What you should do
Quote the listing below in full and exactly as written, but omit every picture.
● ● ● ● ●
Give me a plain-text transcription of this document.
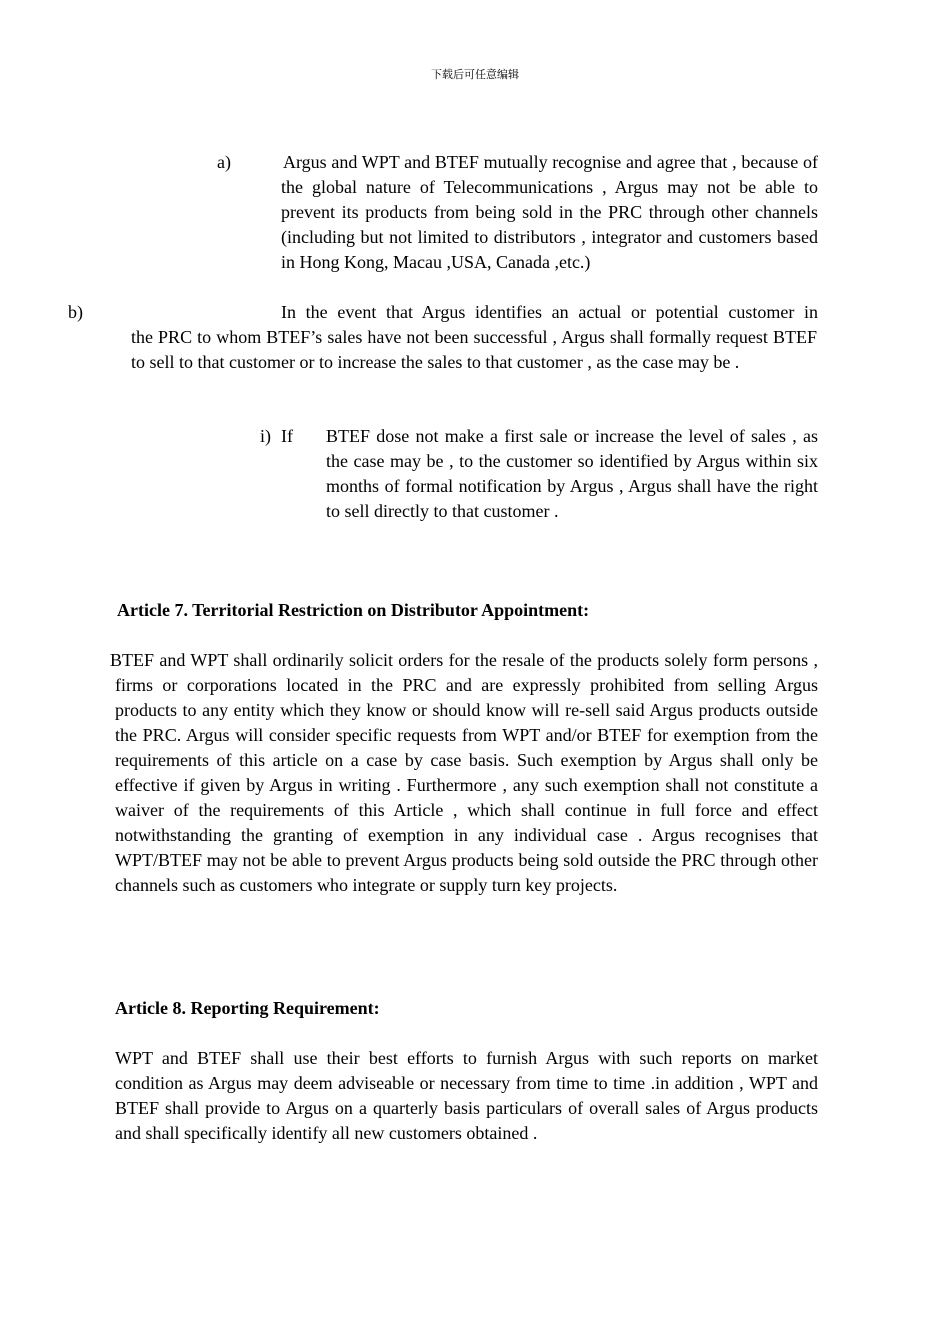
下载后可任意编辑
a)	Argus and WPT and BTEF mutually recognise and agree that , because of the global nature of Telecommunications , Argus may not be able to prevent its products from being sold in the PRC through other channels (including but not limited to distributors , integrator and customers based in Hong Kong, Macau ,USA, Canada ,etc.)

b)	In the event that Argus identifies an actual or potential customer in

the PRC to whom BTEF’s sales have not been successful , Argus shall formally request BTEF to sell to that customer or to increase the sales to that customer , as the case may be .

i) If BTEF dose not make a first sale or increase the level of sales , as the case may be , to the customer so identified by Argus within six months of formal notification by Argus , Argus shall have the right to sell directly to that customer .

Article 7. Territorial Restriction on Distributor Appointment:

BTEF and WPT shall ordinarily solicit orders for the resale of the products solely form persons , firms or corporations located in the PRC and are expressly prohibited from selling Argus products to any entity which they know or should know will re-sell said Argus products outside the PRC. Argus will consider specific requests from WPT and/or BTEF for exemption from the requirements of this article on a case by case basis. Such exemption by Argus shall only be effective if given by Argus in writing . Furthermore , any such exemption shall not constitute a waiver of the requirements of this Article , which shall continue in full force and effect notwithstanding the granting of exemption in any individual case . Argus recognises that WPT/BTEF may not be able to prevent Argus products being sold outside the PRC through other channels such as customers who integrate or supply turn key projects.

Article 8. Reporting Requirement:

WPT and BTEF shall use their best efforts to furnish Argus with such reports on market condition as Argus may deem adviseable or necessary from time to time .in addition , WPT and BTEF shall provide to Argus on a quarterly basis particulars of overall sales of Argus products and shall specifically identify all new customers obtained .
● ● ● ● ●
Written response
Give me a plain-text transcription of this document.
下载后可任意编辑
a)	Argus and WPT and BTEF mutually recognise and agree that , because of the global nature of Telecommunications , Argus may not be able to prevent its products from being sold in the PRC through other channels (including but not limited to distributors , integrator and customers based in Hong Kong, Macau ,USA, Canada ,etc.)

b)	In the event that Argus identifies an actual or potential customer in

the PRC to whom BTEF’s sales have not been successful , Argus shall formally request BTEF to sell to that customer or to increase the sales to that customer , as the case may be .

i) If BTEF dose not make a first sale or increase the level of sales , as the case may be , to the customer so identified by Argus within six months of formal notification by Argus , Argus shall have the right to sell directly to that customer .

Article 7. Territorial Restriction on Distributor Appointment:

BTEF and WPT shall ordinarily solicit orders for the resale of the products solely form persons , firms or corporations located in the PRC and are expressly prohibited from selling Argus products to any entity which they know or should know will re-sell said Argus products outside the PRC. Argus will consider specific requests from WPT and/or BTEF for exemption from the requirements of this article on a case by case basis. Such exemption by Argus shall only be effective if given by Argus in writing . Furthermore , any such exemption shall not constitute a waiver of the requirements of this Article , which shall continue in full force and effect notwithstanding the granting of exemption in any individual case . Argus recognises that WPT/BTEF may not be able to prevent Argus products being sold outside the PRC through other channels such as customers who integrate or supply turn key projects.

Article 8. Reporting Requirement:

WPT and BTEF shall use their best efforts to furnish Argus with such reports on market condition as Argus may deem adviseable or necessary from time to time .in addition , WPT and BTEF shall provide to Argus on a quarterly basis particulars of overall sales of Argus products and shall specifically identify all new customers obtained .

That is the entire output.